### Task instructions
Where a line holds the word "this", copy that line.

### Records

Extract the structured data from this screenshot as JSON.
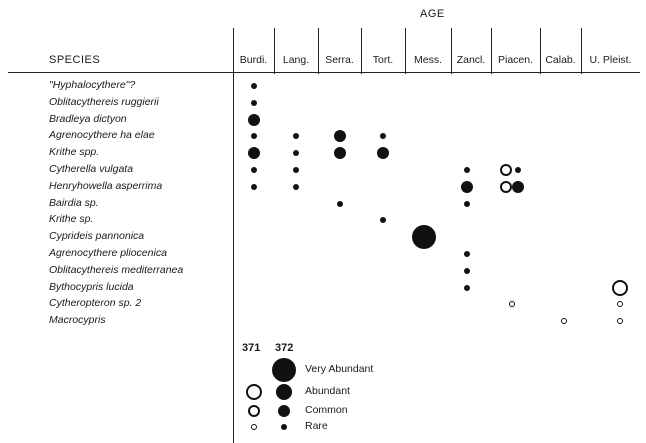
{
  "age_label": "AGE",
  "species_header": "SPECIES",
  "stages": [
    "Burdi.",
    "Lang.",
    "Serra.",
    "Tort.",
    "Mess.",
    "Zancl.",
    "Piacen.",
    "Calab.",
    "U. Pleist."
  ],
  "species": [
    "\"Hyphalocythere\"?",
    "Oblitacythereis ruggierii",
    "Bradleya dictyon",
    "Agrenocythere ha elae",
    "Krithe spp.",
    "Cytherella vulgata",
    "Henryhowella asperrima",
    "Bairdia sp.",
    "Krithe sp.",
    "Cyprideis pannonica",
    "Agrenocythere pliocenica",
    "Oblitacythereis mediterranea",
    "Bythocypris lucida",
    "Cytheropteron sp. 2",
    "Macrocypris"
  ],
  "occurrences": [
    {
      "species": 0,
      "stage": 0,
      "site": "372",
      "abundance": "rare"
    },
    {
      "species": 1,
      "stage": 0,
      "site": "372",
      "abundance": "rare"
    },
    {
      "species": 2,
      "stage": 0,
      "site": "372",
      "abundance": "common"
    },
    {
      "species": 3,
      "stage": 0,
      "site": "372",
      "abundance": "rare"
    },
    {
      "species": 3,
      "stage": 1,
      "site": "372",
      "abundance": "rare"
    },
    {
      "species": 3,
      "stage": 2,
      "site": "372",
      "abundance": "common"
    },
    {
      "species": 3,
      "stage": 3,
      "site": "372",
      "abundance": "rare"
    },
    {
      "species": 4,
      "stage": 0,
      "site": "372",
      "abundance": "common"
    },
    {
      "species": 4,
      "stage": 1,
      "site": "372",
      "abundance": "rare"
    },
    {
      "species": 4,
      "stage": 2,
      "site": "372",
      "abundance": "common"
    },
    {
      "species": 4,
      "stage": 3,
      "site": "372",
      "abundance": "common"
    },
    {
      "species": 5,
      "stage": 0,
      "site": "372",
      "abundance": "rare"
    },
    {
      "species": 5,
      "stage": 1,
      "site": "372",
      "abundance": "rare"
    },
    {
      "species": 5,
      "stage": 5,
      "site": "372",
      "abundance": "rare"
    },
    {
      "species": 5,
      "stage": 6,
      "site": "371",
      "abundance": "common"
    },
    {
      "species": 5,
      "stage": 6,
      "site": "372",
      "abundance": "rare"
    },
    {
      "species": 6,
      "stage": 0,
      "site": "372",
      "abundance": "rare"
    },
    {
      "species": 6,
      "stage": 1,
      "site": "372",
      "abundance": "rare"
    },
    {
      "species": 6,
      "stage": 5,
      "site": "372",
      "abundance": "common"
    },
    {
      "species": 6,
      "stage": 6,
      "site": "371",
      "abundance": "common"
    },
    {
      "species": 6,
      "stage": 6,
      "site": "372",
      "abundance": "common"
    },
    {
      "species": 7,
      "stage": 2,
      "site": "372",
      "abundance": "rare"
    },
    {
      "species": 7,
      "stage": 5,
      "site": "372",
      "abundance": "rare"
    },
    {
      "species": 8,
      "stage": 3,
      "site": "372",
      "abundance": "rare"
    },
    {
      "species": 9,
      "stage": 4,
      "site": "372",
      "abundance": "very_abundant"
    },
    {
      "species": 10,
      "stage": 5,
      "site": "372",
      "abundance": "rare"
    },
    {
      "species": 11,
      "stage": 5,
      "site": "372",
      "abundance": "rare"
    },
    {
      "species": 12,
      "stage": 5,
      "site": "372",
      "abundance": "rare"
    },
    {
      "species": 12,
      "stage": 8,
      "site": "371",
      "abundance": "abundant"
    },
    {
      "species": 13,
      "stage": 6,
      "site": "371",
      "abundance": "rare"
    },
    {
      "species": 13,
      "stage": 8,
      "site": "371",
      "abundance": "rare"
    },
    {
      "species": 14,
      "stage": 7,
      "site": "371",
      "abundance": "rare"
    },
    {
      "species": 14,
      "stage": 8,
      "site": "371",
      "abundance": "rare"
    }
  ],
  "legend": {
    "site_371": "371",
    "site_372": "372",
    "levels": [
      {
        "key": "very_abundant",
        "label": "Very Abundant",
        "sites": [
          "372"
        ]
      },
      {
        "key": "abundant",
        "label": "Abundant",
        "sites": [
          "371",
          "372"
        ]
      },
      {
        "key": "common",
        "label": "Common",
        "sites": [
          "371",
          "372"
        ]
      },
      {
        "key": "rare",
        "label": "Rare",
        "sites": [
          "371",
          "372"
        ]
      }
    ]
  }
}
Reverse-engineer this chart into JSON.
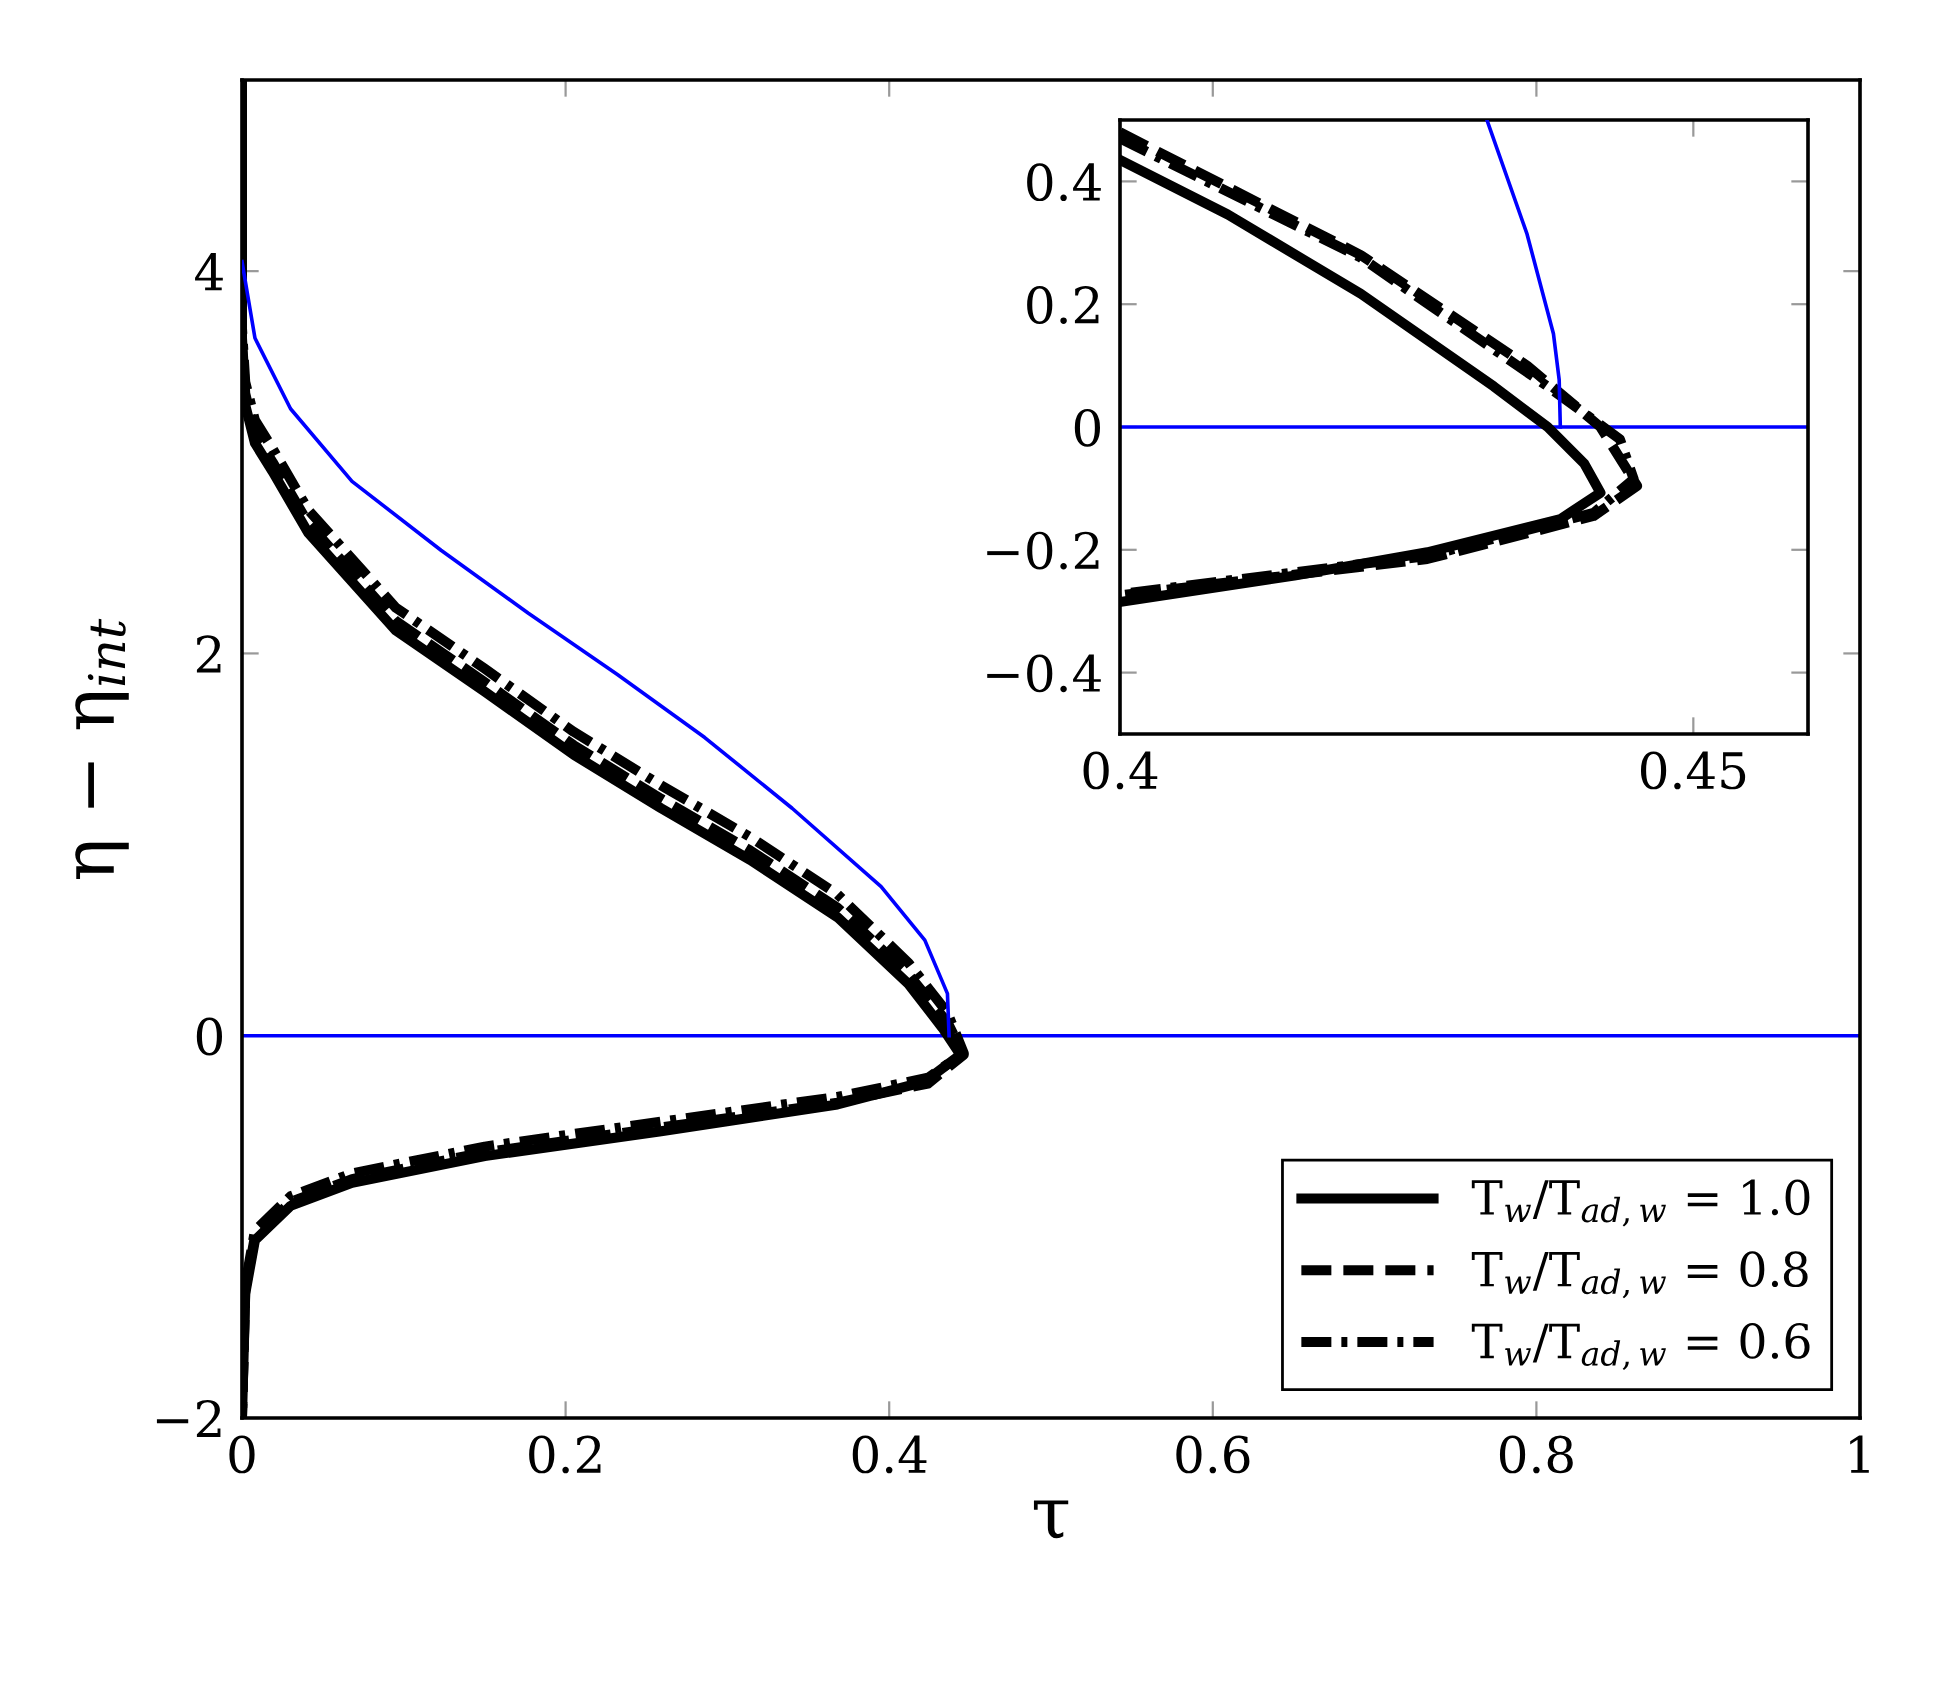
{
  "chart_data": [
    {
      "type": "line",
      "xlabel": "τ",
      "ylabel": "η − η$_{int}$",
      "xlim": [
        0,
        1
      ],
      "ylim": [
        -2,
        5
      ],
      "xticks": [
        0,
        0.2,
        0.4,
        0.6,
        0.8,
        1
      ],
      "yticks": [
        -2,
        0,
        2,
        4
      ],
      "grid": false,
      "legend": "bottom right",
      "marker": "none",
      "ref_lines": [
        {
          "axis": "y",
          "value": 0,
          "color": "#0000ff"
        }
      ],
      "series": [
        {
          "name": "T$_{w}$/T$_{ad,w}$ = 1.0",
          "color": "#000000",
          "line_style": "solid",
          "x": [
            0,
            0,
            0.002,
            0.008,
            0.019,
            0.041,
            0.095,
            0.15,
            0.205,
            0.259,
            0.314,
            0.368,
            0.412,
            0.433,
            0.444,
            0.422,
            0.368,
            0.259,
            0.15,
            0.068,
            0.03,
            0.008,
            0.002,
            0
          ],
          "values": [
            5,
            3.6,
            3.3,
            3.1,
            2.95,
            2.63,
            2.12,
            1.8,
            1.47,
            1.19,
            0.92,
            0.62,
            0.27,
            0.04,
            -0.1,
            -0.24,
            -0.36,
            -0.5,
            -0.63,
            -0.77,
            -0.89,
            -1.07,
            -1.35,
            -2
          ]
        },
        {
          "name": "T$_{w}$/T$_{ad,w}$ = 0.8",
          "color": "#000000",
          "line_style": "dashed",
          "x": [
            0,
            0,
            0.002,
            0.008,
            0.019,
            0.041,
            0.095,
            0.15,
            0.205,
            0.259,
            0.314,
            0.368,
            0.412,
            0.436,
            0.446,
            0.424,
            0.368,
            0.259,
            0.15,
            0.068,
            0.03,
            0.008,
            0.002,
            0
          ],
          "values": [
            5,
            3.65,
            3.36,
            3.15,
            3.0,
            2.68,
            2.17,
            1.85,
            1.52,
            1.24,
            0.97,
            0.67,
            0.32,
            0.07,
            -0.1,
            -0.25,
            -0.35,
            -0.48,
            -0.61,
            -0.75,
            -0.87,
            -1.05,
            -1.33,
            -2
          ]
        },
        {
          "name": "T$_{w}$/T$_{ad,w}$ = 0.6",
          "color": "#000000",
          "line_style": "dashdot",
          "x": [
            0,
            0,
            0.002,
            0.008,
            0.019,
            0.041,
            0.095,
            0.15,
            0.205,
            0.259,
            0.314,
            0.368,
            0.412,
            0.436,
            0.446,
            0.424,
            0.368,
            0.259,
            0.15,
            0.068,
            0.03,
            0.008,
            0.002,
            0
          ],
          "values": [
            5,
            3.7,
            3.42,
            3.22,
            3.07,
            2.75,
            2.24,
            1.92,
            1.59,
            1.31,
            1.04,
            0.74,
            0.38,
            0.12,
            -0.09,
            -0.22,
            -0.32,
            -0.45,
            -0.58,
            -0.72,
            -0.84,
            -1.02,
            -1.3,
            -2
          ]
        },
        {
          "color": "#0000ff",
          "line_style": "solid",
          "x": [
            0,
            0.008,
            0.03,
            0.068,
            0.123,
            0.177,
            0.232,
            0.286,
            0.34,
            0.395,
            0.422,
            0.436,
            0.437
          ],
          "values": [
            4.05,
            3.65,
            3.28,
            2.9,
            2.54,
            2.21,
            1.89,
            1.56,
            1.19,
            0.78,
            0.5,
            0.22,
            0
          ]
        }
      ]
    },
    {
      "type": "line",
      "xlim": [
        0.4,
        0.46
      ],
      "ylim": [
        -0.5,
        0.5
      ],
      "xticks": [
        0.4,
        0.45
      ],
      "yticks": [
        -0.4,
        -0.2,
        0,
        0.2,
        0.4
      ],
      "grid": false,
      "legend": false,
      "marker": "none",
      "ref_lines": [
        {
          "axis": "y",
          "value": 0,
          "color": "#0000ff"
        }
      ],
      "series": [
        {
          "color": "#000000",
          "line_style": "solid",
          "x": [
            0.4,
            0.4094,
            0.421,
            0.4326,
            0.4373,
            0.4405,
            0.4419,
            0.4384,
            0.4268,
            0.4152,
            0.4
          ],
          "values": [
            0.435,
            0.346,
            0.217,
            0.066,
            0,
            -0.06,
            -0.107,
            -0.15,
            -0.204,
            -0.242,
            -0.285
          ]
        },
        {
          "color": "#000000",
          "line_style": "dashed",
          "x": [
            0.4,
            0.421,
            0.4355,
            0.4419,
            0.4451,
            0.4413,
            0.4268,
            0.4
          ],
          "values": [
            0.48,
            0.28,
            0.1,
            0,
            -0.096,
            -0.145,
            -0.215,
            -0.274
          ]
        },
        {
          "color": "#000000",
          "line_style": "dashdot",
          "x": [
            0.4,
            0.421,
            0.4373,
            0.4436,
            0.4448,
            0.4413,
            0.4268,
            0.4
          ],
          "values": [
            0.47,
            0.276,
            0.066,
            -0.02,
            -0.085,
            -0.14,
            -0.21,
            -0.272
          ]
        },
        {
          "color": "#0000ff",
          "line_style": "solid",
          "x": [
            0.432,
            0.4355,
            0.4378,
            0.4383,
            0.4384
          ],
          "values": [
            0.5,
            0.314,
            0.152,
            0.077,
            0
          ]
        }
      ]
    }
  ]
}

### Answer to the task
Extract the structured data from this screenshot as JSON.
Reverse-engineer this chart into JSON.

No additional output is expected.